CHALLENGE:
Exactly the lines from the one containing "Extract the structured" through the one containing "Serialize everything readable" are to be returned, please, without any pictures.

DATA ROWS:
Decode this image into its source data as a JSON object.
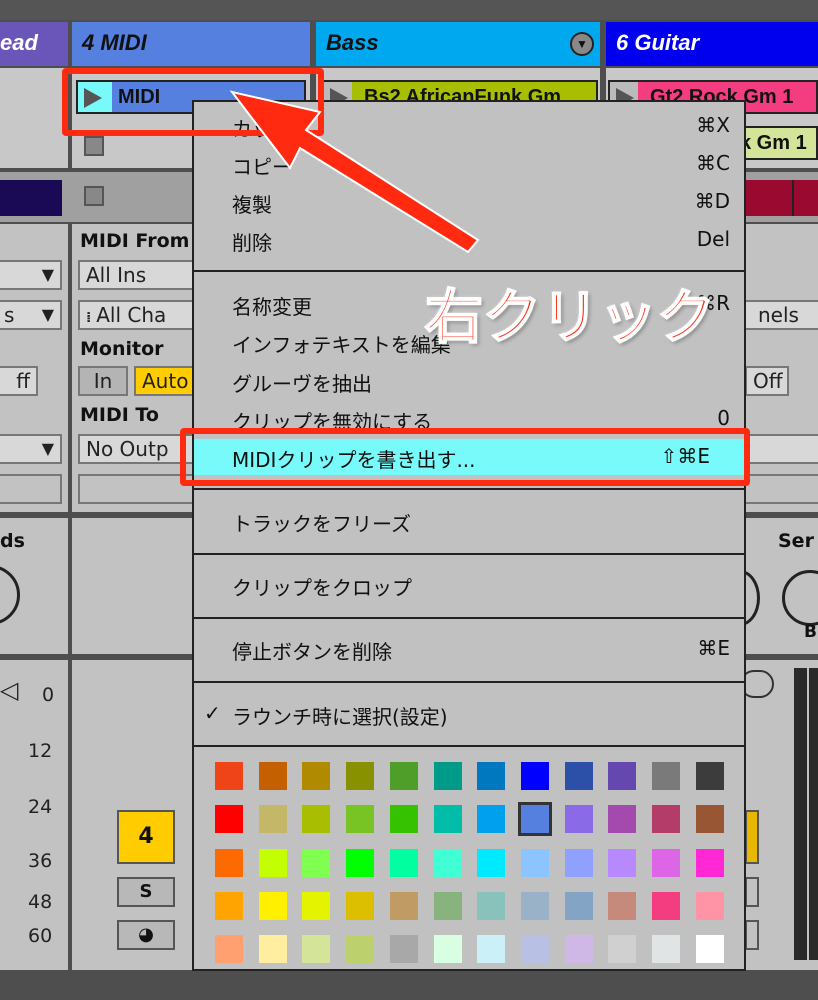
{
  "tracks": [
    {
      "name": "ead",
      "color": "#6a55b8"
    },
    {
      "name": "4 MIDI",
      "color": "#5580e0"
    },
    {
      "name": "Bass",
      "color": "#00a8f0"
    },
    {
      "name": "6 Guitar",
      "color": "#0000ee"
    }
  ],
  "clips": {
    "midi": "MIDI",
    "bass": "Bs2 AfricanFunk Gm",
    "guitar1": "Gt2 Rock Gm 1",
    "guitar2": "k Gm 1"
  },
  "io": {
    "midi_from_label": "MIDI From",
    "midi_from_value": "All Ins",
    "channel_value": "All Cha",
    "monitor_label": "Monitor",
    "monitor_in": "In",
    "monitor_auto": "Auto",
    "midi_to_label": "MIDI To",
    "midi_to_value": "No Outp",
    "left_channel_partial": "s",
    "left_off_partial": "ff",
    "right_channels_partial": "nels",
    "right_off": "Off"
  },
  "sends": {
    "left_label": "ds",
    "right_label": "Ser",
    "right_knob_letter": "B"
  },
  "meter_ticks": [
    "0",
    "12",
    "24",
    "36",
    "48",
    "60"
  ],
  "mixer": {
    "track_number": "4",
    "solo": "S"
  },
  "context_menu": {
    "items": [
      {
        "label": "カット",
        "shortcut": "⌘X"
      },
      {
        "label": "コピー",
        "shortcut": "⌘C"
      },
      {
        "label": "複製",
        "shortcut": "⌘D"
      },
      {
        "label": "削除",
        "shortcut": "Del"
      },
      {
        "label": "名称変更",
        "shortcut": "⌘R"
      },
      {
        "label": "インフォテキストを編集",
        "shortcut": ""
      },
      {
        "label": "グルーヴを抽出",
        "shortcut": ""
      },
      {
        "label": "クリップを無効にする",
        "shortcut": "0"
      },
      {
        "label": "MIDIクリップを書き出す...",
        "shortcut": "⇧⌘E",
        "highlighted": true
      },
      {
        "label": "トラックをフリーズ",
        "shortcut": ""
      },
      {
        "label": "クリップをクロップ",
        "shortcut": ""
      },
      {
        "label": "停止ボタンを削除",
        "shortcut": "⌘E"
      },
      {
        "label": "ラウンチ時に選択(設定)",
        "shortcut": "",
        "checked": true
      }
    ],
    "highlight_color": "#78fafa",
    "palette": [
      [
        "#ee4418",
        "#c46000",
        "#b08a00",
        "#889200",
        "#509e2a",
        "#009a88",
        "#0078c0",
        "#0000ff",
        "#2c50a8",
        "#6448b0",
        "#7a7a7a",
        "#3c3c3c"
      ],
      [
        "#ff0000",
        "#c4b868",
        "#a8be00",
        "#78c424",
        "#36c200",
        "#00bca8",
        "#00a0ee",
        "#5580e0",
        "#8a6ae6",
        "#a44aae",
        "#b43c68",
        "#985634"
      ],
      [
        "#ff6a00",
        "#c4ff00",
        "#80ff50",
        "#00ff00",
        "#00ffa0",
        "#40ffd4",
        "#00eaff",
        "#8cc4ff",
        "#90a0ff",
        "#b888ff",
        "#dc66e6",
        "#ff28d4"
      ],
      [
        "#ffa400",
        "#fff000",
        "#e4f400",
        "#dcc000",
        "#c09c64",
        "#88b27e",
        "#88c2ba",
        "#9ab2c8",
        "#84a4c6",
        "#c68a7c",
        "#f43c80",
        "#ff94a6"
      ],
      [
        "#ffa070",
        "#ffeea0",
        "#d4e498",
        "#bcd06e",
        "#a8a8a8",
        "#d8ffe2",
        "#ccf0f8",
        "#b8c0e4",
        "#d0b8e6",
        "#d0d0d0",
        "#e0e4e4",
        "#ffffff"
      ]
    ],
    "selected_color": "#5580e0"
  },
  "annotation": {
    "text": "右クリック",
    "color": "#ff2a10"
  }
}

* * *

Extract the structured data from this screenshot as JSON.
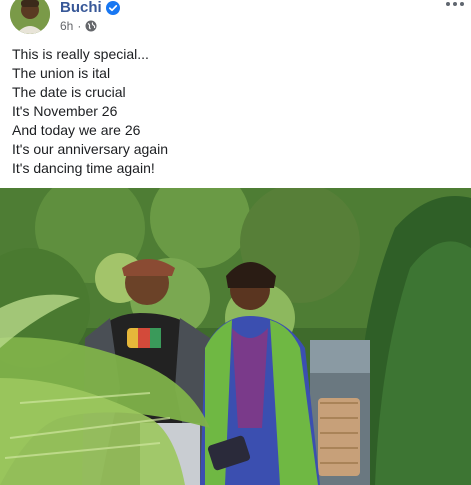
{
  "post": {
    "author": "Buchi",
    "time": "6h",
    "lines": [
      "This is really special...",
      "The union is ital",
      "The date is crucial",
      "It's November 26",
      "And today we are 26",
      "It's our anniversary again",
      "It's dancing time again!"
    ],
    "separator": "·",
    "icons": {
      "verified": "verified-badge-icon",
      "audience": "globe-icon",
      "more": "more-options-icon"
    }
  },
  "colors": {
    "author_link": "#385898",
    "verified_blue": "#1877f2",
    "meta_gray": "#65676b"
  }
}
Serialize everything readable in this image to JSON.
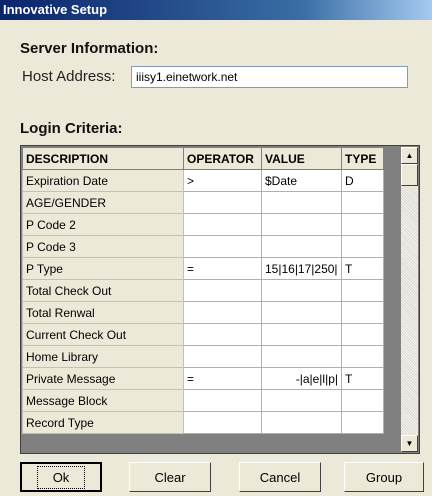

OUTPUT FOR THIS EXERCISE:
Extract the structured data from this screenshot as JSON.
{
  "post": {
    "author": "Buchi",
    "time": "6h",
    "lines": [
      "This is really special...",
      "The union is ital",
      "The date is crucial",
      "It's November 26",
      "And today we are 26",
      "It's our anniversary again",
      "It's dancing time again!"
    ],
    "separator": "·",
    "icons": {
      "verified": "verified-badge-icon",
      "audience": "globe-icon",
      "more": "more-options-icon"
    }
  },
  "colors": {
    "author_link": "#385898",
    "verified_blue": "#1877f2",
    "meta_gray": "#65676b"
  }
}
Serialize everything readable in this image to JSON.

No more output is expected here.